-- Start --
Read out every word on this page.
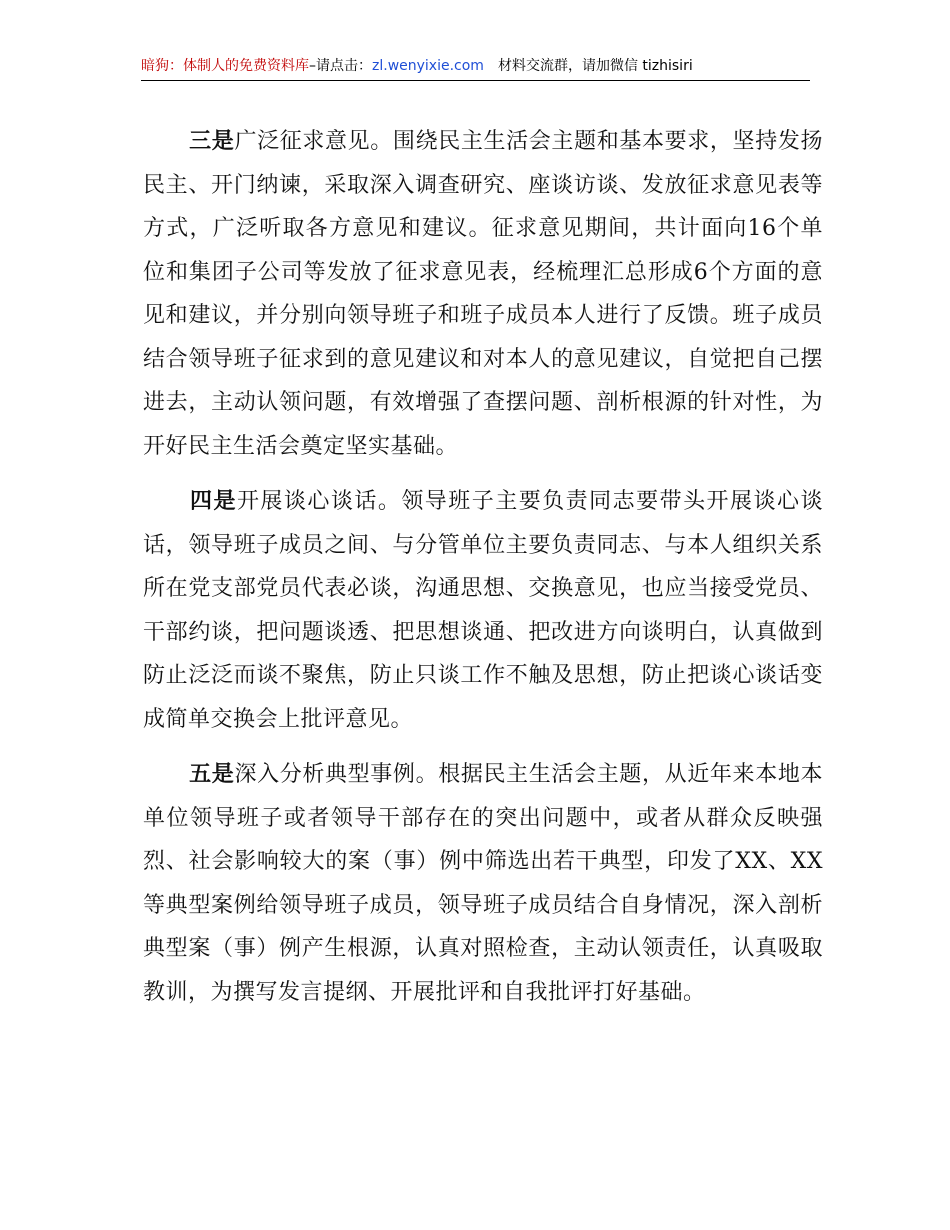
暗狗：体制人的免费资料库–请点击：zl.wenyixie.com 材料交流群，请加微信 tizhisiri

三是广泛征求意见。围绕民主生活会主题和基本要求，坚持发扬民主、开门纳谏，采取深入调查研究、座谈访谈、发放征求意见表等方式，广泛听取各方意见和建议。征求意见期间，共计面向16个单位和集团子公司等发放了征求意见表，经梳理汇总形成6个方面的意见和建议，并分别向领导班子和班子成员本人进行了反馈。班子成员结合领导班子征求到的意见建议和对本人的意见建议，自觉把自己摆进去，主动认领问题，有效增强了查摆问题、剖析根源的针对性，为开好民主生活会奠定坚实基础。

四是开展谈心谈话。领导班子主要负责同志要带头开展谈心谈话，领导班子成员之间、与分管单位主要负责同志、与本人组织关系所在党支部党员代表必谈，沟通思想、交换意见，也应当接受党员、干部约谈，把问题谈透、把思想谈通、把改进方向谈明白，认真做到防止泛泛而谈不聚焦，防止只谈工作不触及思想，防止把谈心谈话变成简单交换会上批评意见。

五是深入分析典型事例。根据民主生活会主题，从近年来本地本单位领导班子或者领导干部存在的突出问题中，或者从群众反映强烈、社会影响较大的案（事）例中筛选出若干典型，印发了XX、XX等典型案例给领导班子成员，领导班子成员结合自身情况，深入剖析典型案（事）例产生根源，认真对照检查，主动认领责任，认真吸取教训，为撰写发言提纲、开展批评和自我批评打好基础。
-- End --
Task prompt - Repeat each line of the records above exactly, but do not copy the pictures.

Reply -
Read out every word on this page.
暗狗：体制人的免费资料库–请点击：zl.wenyixie.com 材料交流群，请加微信 tizhisiri

三是广泛征求意见。围绕民主生活会主题和基本要求，坚持发扬民主、开门纳谏，采取深入调查研究、座谈访谈、发放征求意见表等方式，广泛听取各方意见和建议。征求意见期间，共计面向16个单位和集团子公司等发放了征求意见表，经梳理汇总形成6个方面的意见和建议，并分别向领导班子和班子成员本人进行了反馈。班子成员结合领导班子征求到的意见建议和对本人的意见建议，自觉把自己摆进去，主动认领问题，有效增强了查摆问题、剖析根源的针对性，为开好民主生活会奠定坚实基础。

四是开展谈心谈话。领导班子主要负责同志要带头开展谈心谈话，领导班子成员之间、与分管单位主要负责同志、与本人组织关系所在党支部党员代表必谈，沟通思想、交换意见，也应当接受党员、干部约谈，把问题谈透、把思想谈通、把改进方向谈明白，认真做到防止泛泛而谈不聚焦，防止只谈工作不触及思想，防止把谈心谈话变成简单交换会上批评意见。

五是深入分析典型事例。根据民主生活会主题，从近年来本地本单位领导班子或者领导干部存在的突出问题中，或者从群众反映强烈、社会影响较大的案（事）例中筛选出若干典型，印发了XX、XX等典型案例给领导班子成员，领导班子成员结合自身情况，深入剖析典型案（事）例产生根源，认真对照检查，主动认领责任，认真吸取教训，为撰写发言提纲、开展批评和自我批评打好基础。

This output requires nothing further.